[Start of Supplied information]

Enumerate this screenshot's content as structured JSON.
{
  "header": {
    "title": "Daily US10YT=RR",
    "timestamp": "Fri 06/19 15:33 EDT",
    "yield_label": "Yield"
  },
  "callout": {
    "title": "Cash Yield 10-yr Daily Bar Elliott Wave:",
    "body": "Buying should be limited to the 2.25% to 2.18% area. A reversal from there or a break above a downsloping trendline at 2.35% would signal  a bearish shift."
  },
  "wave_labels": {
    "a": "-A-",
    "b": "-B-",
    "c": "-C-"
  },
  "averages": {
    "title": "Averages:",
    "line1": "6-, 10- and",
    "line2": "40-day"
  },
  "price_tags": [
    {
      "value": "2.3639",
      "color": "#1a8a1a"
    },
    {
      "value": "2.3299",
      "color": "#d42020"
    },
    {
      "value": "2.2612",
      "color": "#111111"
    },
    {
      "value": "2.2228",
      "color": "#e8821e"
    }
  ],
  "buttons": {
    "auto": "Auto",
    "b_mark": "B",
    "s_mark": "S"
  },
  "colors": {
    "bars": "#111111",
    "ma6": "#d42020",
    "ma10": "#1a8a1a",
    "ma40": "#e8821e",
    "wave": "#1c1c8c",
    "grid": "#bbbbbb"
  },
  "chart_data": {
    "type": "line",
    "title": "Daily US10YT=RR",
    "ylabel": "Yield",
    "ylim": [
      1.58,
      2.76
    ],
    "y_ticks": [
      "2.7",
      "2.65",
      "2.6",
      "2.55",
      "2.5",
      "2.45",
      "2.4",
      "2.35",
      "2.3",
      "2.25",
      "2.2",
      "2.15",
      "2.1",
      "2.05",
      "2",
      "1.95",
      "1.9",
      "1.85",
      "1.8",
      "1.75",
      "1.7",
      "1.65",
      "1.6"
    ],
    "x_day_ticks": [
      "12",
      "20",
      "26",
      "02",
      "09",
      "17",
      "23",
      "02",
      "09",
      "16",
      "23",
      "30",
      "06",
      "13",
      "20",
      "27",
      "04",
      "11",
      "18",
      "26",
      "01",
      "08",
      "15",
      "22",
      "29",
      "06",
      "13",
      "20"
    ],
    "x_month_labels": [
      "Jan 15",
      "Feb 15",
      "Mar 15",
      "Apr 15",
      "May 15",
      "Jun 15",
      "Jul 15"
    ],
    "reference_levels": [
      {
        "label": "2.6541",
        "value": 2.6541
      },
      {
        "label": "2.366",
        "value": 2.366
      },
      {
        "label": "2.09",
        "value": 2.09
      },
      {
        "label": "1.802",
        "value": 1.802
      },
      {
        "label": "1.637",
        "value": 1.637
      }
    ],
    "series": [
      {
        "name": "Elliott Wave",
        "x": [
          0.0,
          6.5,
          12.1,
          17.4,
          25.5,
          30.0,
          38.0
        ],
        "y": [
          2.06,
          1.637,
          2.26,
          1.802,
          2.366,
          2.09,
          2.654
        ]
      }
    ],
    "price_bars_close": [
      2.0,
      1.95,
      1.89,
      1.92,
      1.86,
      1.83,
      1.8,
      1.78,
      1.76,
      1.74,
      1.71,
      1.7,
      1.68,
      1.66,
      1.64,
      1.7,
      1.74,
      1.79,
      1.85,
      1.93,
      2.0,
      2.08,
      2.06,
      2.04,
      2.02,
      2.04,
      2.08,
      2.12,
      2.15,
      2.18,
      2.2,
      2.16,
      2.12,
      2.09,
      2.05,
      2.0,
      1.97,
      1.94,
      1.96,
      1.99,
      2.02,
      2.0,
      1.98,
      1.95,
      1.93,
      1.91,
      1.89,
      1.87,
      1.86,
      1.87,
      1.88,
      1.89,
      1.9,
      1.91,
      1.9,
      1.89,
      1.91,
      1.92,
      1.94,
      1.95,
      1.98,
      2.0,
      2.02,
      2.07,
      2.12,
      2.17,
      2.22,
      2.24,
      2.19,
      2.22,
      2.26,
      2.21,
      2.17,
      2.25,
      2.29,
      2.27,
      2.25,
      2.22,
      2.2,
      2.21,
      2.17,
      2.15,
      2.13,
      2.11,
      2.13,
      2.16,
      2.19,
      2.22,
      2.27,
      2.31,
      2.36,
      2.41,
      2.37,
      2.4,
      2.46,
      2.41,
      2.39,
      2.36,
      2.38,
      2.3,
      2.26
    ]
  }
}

[End of Supplied information]

Repeat every record exactly as written, please.

Enumerate this screenshot's content as structured JSON.
{
  "header": {
    "title": "Daily US10YT=RR",
    "timestamp": "Fri 06/19 15:33 EDT",
    "yield_label": "Yield"
  },
  "callout": {
    "title": "Cash Yield 10-yr Daily Bar Elliott Wave:",
    "body": "Buying should be limited to the 2.25% to 2.18% area. A reversal from there or a break above a downsloping trendline at 2.35% would signal  a bearish shift."
  },
  "wave_labels": {
    "a": "-A-",
    "b": "-B-",
    "c": "-C-"
  },
  "averages": {
    "title": "Averages:",
    "line1": "6-, 10- and",
    "line2": "40-day"
  },
  "price_tags": [
    {
      "value": "2.3639",
      "color": "#1a8a1a"
    },
    {
      "value": "2.3299",
      "color": "#d42020"
    },
    {
      "value": "2.2612",
      "color": "#111111"
    },
    {
      "value": "2.2228",
      "color": "#e8821e"
    }
  ],
  "buttons": {
    "auto": "Auto",
    "b_mark": "B",
    "s_mark": "S"
  },
  "colors": {
    "bars": "#111111",
    "ma6": "#d42020",
    "ma10": "#1a8a1a",
    "ma40": "#e8821e",
    "wave": "#1c1c8c",
    "grid": "#bbbbbb"
  },
  "chart_data": {
    "type": "line",
    "title": "Daily US10YT=RR",
    "ylabel": "Yield",
    "ylim": [
      1.58,
      2.76
    ],
    "y_ticks": [
      "2.7",
      "2.65",
      "2.6",
      "2.55",
      "2.5",
      "2.45",
      "2.4",
      "2.35",
      "2.3",
      "2.25",
      "2.2",
      "2.15",
      "2.1",
      "2.05",
      "2",
      "1.95",
      "1.9",
      "1.85",
      "1.8",
      "1.75",
      "1.7",
      "1.65",
      "1.6"
    ],
    "x_day_ticks": [
      "12",
      "20",
      "26",
      "02",
      "09",
      "17",
      "23",
      "02",
      "09",
      "16",
      "23",
      "30",
      "06",
      "13",
      "20",
      "27",
      "04",
      "11",
      "18",
      "26",
      "01",
      "08",
      "15",
      "22",
      "29",
      "06",
      "13",
      "20"
    ],
    "x_month_labels": [
      "Jan 15",
      "Feb 15",
      "Mar 15",
      "Apr 15",
      "May 15",
      "Jun 15",
      "Jul 15"
    ],
    "reference_levels": [
      {
        "label": "2.6541",
        "value": 2.6541
      },
      {
        "label": "2.366",
        "value": 2.366
      },
      {
        "label": "2.09",
        "value": 2.09
      },
      {
        "label": "1.802",
        "value": 1.802
      },
      {
        "label": "1.637",
        "value": 1.637
      }
    ],
    "series": [
      {
        "name": "Elliott Wave",
        "x": [
          0.0,
          6.5,
          12.1,
          17.4,
          25.5,
          30.0,
          38.0
        ],
        "y": [
          2.06,
          1.637,
          2.26,
          1.802,
          2.366,
          2.09,
          2.654
        ]
      }
    ],
    "price_bars_close": [
      2.0,
      1.95,
      1.89,
      1.92,
      1.86,
      1.83,
      1.8,
      1.78,
      1.76,
      1.74,
      1.71,
      1.7,
      1.68,
      1.66,
      1.64,
      1.7,
      1.74,
      1.79,
      1.85,
      1.93,
      2.0,
      2.08,
      2.06,
      2.04,
      2.02,
      2.04,
      2.08,
      2.12,
      2.15,
      2.18,
      2.2,
      2.16,
      2.12,
      2.09,
      2.05,
      2.0,
      1.97,
      1.94,
      1.96,
      1.99,
      2.02,
      2.0,
      1.98,
      1.95,
      1.93,
      1.91,
      1.89,
      1.87,
      1.86,
      1.87,
      1.88,
      1.89,
      1.9,
      1.91,
      1.9,
      1.89,
      1.91,
      1.92,
      1.94,
      1.95,
      1.98,
      2.0,
      2.02,
      2.07,
      2.12,
      2.17,
      2.22,
      2.24,
      2.19,
      2.22,
      2.26,
      2.21,
      2.17,
      2.25,
      2.29,
      2.27,
      2.25,
      2.22,
      2.2,
      2.21,
      2.17,
      2.15,
      2.13,
      2.11,
      2.13,
      2.16,
      2.19,
      2.22,
      2.27,
      2.31,
      2.36,
      2.41,
      2.37,
      2.4,
      2.46,
      2.41,
      2.39,
      2.36,
      2.38,
      2.3,
      2.26
    ]
  }
}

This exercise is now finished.